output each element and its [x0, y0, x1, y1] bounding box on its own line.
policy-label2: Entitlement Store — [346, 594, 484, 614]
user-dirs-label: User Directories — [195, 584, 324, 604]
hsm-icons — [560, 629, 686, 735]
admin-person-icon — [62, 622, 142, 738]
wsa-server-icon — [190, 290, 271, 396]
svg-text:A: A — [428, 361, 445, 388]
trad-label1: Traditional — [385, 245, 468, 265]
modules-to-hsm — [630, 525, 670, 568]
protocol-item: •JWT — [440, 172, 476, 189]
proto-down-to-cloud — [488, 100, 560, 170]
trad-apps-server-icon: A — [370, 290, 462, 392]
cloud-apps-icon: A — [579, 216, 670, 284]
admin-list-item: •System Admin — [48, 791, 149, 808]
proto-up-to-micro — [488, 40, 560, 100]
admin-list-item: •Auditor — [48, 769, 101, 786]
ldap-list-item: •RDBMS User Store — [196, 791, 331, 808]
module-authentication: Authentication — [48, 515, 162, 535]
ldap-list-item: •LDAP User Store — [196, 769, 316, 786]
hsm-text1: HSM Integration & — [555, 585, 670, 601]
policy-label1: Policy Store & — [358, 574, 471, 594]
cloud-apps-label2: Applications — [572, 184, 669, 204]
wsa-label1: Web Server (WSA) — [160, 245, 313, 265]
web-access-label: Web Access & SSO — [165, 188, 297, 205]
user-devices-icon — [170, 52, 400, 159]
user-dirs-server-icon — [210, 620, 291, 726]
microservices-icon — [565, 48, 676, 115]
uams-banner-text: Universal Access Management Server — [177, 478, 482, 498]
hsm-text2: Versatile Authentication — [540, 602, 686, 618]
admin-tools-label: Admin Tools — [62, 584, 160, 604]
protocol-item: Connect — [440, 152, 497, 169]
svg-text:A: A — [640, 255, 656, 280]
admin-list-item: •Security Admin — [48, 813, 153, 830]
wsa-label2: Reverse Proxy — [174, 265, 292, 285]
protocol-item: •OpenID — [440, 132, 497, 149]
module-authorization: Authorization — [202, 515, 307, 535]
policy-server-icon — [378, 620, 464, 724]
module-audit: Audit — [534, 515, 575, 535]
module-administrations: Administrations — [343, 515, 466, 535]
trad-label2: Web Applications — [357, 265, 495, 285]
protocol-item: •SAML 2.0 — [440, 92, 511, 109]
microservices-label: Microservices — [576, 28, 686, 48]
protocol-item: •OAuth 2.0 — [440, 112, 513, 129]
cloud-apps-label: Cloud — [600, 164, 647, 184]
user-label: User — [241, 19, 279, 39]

-=-=-

## PROBLEM DESCRIPTION
Rewrite all the lines above as a numbered list, skipping any blank lines.

## EXERCISE SOLUTION
1. output each element and its [x0, y0, x1, y1] bounding box on its own line.
2. policy-label2: Entitlement Store — [346, 594, 484, 614]
3. user-dirs-label: User Directories — [195, 584, 324, 604]
4. hsm-icons — [560, 629, 686, 735]
5. admin-person-icon — [62, 622, 142, 738]
6. wsa-server-icon — [190, 290, 271, 396]
7. svg-text:A: A — [428, 361, 445, 388]
8. trad-label1: Traditional — [385, 245, 468, 265]
9. modules-to-hsm — [630, 525, 670, 568]
10. protocol-item: •JWT — [440, 172, 476, 189]
11. proto-down-to-cloud — [488, 100, 560, 170]
12. trad-apps-server-icon: A — [370, 290, 462, 392]
13. cloud-apps-icon: A — [579, 216, 670, 284]
14. admin-list-item: •System Admin — [48, 791, 149, 808]
15. proto-up-to-micro — [488, 40, 560, 100]
16. admin-list-item: •Auditor — [48, 769, 101, 786]
17. ldap-list-item: •RDBMS User Store — [196, 791, 331, 808]
18. module-authentication: Authentication — [48, 515, 162, 535]
19. ldap-list-item: •LDAP User Store — [196, 769, 316, 786]
20. hsm-text1: HSM Integration & — [555, 585, 670, 601]
21. policy-label1: Policy Store & — [358, 574, 471, 594]
22. cloud-apps-label2: Applications — [572, 184, 669, 204]
23. wsa-label1: Web Server (WSA) — [160, 245, 313, 265]
24. web-access-label: Web Access & SSO — [165, 188, 297, 205]
25. user-devices-icon — [170, 52, 400, 159]
26. user-dirs-server-icon — [210, 620, 291, 726]
27. microservices-icon — [565, 48, 676, 115]
28. uams-banner-text: Universal Access Management Server — [177, 478, 482, 498]
29. hsm-text2: Versatile Authentication — [540, 602, 686, 618]
30. admin-tools-label: Admin Tools — [62, 584, 160, 604]
31. protocol-item: Connect — [440, 152, 497, 169]
32. svg-text:A: A — [640, 255, 656, 280]
33. admin-list-item: •Security Admin — [48, 813, 153, 830]
34. wsa-label2: Reverse Proxy — [174, 265, 292, 285]
35. protocol-item: •OpenID — [440, 132, 497, 149]
36. module-authorization: Authorization — [202, 515, 307, 535]
37. policy-server-icon — [378, 620, 464, 724]
38. module-audit: Audit — [534, 515, 575, 535]
39. module-administrations: Administrations — [343, 515, 466, 535]
40. trad-label2: Web Applications — [357, 265, 495, 285]
41. protocol-item: •SAML 2.0 — [440, 92, 511, 109]
42. microservices-label: Microservices — [576, 28, 686, 48]
43. protocol-item: •OAuth 2.0 — [440, 112, 513, 129]
44. cloud-apps-label: Cloud — [600, 164, 647, 184]
45. user-label: User — [241, 19, 279, 39]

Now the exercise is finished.